Written request: How many lines hold the string "files"? Give only the number.

== == ==

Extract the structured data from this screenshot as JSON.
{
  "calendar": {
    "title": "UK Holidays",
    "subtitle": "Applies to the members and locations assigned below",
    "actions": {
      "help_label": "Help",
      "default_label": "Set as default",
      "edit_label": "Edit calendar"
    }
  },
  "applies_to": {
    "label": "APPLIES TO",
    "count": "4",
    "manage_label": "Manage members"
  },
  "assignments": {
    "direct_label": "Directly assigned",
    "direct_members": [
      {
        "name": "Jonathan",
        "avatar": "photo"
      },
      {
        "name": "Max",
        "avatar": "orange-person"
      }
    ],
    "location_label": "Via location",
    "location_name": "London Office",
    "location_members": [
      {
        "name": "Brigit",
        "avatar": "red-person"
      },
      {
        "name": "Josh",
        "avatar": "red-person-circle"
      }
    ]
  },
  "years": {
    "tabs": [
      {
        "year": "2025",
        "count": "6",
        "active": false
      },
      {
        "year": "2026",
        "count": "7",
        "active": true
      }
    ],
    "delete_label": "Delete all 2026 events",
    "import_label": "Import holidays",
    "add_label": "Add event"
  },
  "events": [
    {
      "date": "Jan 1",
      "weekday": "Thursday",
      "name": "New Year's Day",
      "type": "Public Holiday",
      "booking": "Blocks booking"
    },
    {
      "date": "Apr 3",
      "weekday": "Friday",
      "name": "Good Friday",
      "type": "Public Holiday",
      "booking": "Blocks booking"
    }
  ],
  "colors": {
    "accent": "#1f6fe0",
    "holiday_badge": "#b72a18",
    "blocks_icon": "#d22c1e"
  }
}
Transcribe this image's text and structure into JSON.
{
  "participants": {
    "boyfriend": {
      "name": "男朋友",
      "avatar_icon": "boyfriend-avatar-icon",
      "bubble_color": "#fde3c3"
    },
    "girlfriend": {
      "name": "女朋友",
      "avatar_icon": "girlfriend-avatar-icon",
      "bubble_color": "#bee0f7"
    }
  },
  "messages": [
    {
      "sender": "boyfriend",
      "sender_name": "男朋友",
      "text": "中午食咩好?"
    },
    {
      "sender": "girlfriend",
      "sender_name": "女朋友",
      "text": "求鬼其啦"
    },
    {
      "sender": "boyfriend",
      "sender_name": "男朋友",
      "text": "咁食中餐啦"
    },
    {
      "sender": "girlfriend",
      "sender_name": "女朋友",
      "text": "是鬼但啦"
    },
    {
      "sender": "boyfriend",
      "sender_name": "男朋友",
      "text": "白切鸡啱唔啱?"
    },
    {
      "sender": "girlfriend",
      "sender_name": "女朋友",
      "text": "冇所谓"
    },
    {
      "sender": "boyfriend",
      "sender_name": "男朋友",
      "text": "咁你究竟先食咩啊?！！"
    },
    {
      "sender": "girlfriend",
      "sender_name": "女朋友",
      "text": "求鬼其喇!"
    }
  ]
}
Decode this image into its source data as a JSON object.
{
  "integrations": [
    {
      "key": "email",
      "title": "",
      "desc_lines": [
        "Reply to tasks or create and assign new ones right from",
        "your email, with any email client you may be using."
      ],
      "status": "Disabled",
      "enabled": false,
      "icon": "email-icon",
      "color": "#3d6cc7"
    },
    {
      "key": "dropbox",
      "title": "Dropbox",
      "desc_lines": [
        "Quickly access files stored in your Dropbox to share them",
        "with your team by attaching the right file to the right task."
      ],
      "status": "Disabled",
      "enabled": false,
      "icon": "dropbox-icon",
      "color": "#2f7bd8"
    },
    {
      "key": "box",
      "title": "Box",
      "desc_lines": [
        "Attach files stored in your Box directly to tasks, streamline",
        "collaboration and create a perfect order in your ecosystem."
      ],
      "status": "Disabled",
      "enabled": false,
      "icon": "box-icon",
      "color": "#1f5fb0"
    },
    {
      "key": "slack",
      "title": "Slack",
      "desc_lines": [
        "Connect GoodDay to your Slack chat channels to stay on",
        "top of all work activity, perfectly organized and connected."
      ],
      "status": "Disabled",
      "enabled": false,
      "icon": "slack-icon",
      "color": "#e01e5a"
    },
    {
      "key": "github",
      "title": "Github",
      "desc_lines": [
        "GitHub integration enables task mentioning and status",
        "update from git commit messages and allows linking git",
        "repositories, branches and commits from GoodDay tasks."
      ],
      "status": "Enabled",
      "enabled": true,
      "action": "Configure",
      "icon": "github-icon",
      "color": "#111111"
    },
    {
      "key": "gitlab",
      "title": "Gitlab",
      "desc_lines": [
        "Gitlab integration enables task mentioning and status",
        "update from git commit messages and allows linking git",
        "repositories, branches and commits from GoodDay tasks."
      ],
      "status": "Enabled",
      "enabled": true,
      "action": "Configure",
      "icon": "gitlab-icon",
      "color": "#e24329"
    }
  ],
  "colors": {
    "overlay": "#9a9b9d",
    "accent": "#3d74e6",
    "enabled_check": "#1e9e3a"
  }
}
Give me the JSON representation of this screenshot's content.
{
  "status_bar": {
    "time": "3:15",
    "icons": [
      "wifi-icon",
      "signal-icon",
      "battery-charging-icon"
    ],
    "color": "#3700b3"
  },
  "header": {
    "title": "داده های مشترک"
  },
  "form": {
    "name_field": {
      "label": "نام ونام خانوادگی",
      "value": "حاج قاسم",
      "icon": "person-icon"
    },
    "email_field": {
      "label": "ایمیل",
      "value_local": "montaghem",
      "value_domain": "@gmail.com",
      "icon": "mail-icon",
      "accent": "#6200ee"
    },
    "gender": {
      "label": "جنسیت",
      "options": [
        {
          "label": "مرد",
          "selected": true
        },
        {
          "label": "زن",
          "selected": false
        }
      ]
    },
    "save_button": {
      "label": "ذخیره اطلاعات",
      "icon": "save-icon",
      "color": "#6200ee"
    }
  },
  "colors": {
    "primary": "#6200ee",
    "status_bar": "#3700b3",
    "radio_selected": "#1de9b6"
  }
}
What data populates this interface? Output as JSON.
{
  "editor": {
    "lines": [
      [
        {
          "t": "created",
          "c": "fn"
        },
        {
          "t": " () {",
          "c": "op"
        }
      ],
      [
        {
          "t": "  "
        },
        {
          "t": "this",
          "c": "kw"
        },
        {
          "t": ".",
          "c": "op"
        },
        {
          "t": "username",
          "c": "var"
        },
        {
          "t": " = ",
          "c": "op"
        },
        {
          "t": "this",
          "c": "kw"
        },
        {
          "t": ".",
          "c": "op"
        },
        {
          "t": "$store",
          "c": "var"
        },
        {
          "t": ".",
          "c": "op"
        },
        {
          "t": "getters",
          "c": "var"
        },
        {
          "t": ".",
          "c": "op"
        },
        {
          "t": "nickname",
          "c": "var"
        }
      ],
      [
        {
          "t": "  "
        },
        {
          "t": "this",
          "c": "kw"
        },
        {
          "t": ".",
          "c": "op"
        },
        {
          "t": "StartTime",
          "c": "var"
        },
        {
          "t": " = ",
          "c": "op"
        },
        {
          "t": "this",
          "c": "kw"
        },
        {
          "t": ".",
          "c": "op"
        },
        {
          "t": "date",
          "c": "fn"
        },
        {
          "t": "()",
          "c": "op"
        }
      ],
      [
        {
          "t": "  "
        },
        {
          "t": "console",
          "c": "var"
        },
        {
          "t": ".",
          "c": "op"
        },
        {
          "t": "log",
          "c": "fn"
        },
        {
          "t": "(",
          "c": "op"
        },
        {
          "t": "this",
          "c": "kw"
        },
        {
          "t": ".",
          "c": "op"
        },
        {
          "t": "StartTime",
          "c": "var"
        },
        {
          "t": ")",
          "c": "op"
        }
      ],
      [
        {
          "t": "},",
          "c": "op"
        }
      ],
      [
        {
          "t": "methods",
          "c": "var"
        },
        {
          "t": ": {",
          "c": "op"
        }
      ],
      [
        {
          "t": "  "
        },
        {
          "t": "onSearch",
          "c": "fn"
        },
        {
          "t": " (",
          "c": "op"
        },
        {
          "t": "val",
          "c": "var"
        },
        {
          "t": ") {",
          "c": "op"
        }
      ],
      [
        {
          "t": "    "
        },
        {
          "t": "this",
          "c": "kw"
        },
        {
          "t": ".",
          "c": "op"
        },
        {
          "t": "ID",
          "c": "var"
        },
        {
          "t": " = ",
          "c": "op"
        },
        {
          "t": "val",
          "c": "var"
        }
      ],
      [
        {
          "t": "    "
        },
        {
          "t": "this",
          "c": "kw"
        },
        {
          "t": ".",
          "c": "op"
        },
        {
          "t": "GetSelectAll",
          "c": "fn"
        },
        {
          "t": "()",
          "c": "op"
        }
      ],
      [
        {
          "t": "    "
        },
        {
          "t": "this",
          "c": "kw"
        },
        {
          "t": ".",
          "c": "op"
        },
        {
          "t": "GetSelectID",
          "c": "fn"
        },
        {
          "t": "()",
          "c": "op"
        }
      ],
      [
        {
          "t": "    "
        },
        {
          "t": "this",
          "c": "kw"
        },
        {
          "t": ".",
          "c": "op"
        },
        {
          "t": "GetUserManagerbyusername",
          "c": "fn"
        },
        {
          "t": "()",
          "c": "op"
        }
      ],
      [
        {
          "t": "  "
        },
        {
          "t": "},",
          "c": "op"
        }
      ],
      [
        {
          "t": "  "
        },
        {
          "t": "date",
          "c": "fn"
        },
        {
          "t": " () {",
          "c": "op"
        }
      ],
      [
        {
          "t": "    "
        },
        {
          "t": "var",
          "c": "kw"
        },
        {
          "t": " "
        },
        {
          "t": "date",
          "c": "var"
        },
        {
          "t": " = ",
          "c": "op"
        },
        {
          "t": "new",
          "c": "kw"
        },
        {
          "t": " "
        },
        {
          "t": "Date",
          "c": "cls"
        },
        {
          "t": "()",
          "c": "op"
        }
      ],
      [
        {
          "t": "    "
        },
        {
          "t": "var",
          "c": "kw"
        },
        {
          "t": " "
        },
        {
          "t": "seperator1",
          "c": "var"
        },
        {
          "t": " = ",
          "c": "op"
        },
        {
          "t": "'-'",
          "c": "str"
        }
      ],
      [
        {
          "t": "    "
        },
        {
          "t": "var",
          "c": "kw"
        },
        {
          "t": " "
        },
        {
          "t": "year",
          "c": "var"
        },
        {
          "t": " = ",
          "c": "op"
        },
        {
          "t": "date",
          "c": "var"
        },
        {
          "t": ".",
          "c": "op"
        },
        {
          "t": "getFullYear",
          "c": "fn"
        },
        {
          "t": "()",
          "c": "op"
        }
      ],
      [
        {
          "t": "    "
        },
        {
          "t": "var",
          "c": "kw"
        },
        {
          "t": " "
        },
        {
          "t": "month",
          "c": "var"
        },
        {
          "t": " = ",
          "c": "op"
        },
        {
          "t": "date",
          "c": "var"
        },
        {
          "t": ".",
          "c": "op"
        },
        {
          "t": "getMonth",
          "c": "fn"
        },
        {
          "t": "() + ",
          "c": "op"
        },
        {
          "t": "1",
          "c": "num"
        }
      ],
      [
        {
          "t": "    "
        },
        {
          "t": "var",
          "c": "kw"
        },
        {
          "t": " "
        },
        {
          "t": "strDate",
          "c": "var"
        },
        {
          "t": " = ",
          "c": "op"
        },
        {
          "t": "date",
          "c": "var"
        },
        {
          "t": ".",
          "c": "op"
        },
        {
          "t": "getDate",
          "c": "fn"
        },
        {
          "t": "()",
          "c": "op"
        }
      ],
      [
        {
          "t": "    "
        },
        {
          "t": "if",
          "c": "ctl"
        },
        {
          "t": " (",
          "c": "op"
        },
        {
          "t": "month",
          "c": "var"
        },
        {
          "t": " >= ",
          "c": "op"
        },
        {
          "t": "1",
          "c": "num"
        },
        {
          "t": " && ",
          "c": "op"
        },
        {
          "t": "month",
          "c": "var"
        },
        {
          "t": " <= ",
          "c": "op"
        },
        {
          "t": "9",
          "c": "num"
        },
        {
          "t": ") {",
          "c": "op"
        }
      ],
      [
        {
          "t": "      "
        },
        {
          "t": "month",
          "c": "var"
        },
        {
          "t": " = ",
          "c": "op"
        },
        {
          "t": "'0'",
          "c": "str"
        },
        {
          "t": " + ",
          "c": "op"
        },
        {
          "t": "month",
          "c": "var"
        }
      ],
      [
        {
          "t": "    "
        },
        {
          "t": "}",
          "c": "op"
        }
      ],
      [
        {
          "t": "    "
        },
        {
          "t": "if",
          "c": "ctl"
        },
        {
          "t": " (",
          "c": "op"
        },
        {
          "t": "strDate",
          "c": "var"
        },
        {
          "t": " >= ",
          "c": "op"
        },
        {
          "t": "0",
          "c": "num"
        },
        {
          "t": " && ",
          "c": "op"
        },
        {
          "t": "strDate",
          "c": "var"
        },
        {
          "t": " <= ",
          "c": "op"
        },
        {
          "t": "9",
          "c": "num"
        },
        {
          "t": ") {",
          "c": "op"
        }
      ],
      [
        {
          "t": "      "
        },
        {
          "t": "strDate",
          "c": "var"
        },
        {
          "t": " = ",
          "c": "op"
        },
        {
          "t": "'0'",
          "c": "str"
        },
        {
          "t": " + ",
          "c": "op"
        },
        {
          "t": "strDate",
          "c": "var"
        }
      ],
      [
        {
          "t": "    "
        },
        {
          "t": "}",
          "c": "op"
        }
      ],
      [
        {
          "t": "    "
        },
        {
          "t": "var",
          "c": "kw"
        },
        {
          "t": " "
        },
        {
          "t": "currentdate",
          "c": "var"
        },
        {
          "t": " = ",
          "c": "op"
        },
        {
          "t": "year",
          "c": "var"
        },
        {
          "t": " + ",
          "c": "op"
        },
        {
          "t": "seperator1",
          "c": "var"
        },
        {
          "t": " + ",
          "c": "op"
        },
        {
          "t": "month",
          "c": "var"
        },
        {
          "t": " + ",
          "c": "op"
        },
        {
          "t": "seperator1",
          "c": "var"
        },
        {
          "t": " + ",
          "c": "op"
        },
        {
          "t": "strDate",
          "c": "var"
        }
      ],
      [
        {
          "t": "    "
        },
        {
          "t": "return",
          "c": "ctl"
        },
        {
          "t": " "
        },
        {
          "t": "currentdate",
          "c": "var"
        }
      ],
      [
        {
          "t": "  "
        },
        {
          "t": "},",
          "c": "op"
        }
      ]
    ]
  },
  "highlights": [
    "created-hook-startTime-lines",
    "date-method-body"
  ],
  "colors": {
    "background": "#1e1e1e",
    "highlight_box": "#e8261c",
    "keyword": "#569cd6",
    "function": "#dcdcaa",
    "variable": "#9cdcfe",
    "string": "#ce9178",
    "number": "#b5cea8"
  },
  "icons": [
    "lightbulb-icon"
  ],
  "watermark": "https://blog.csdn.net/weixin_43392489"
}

== == ==

Solution: 2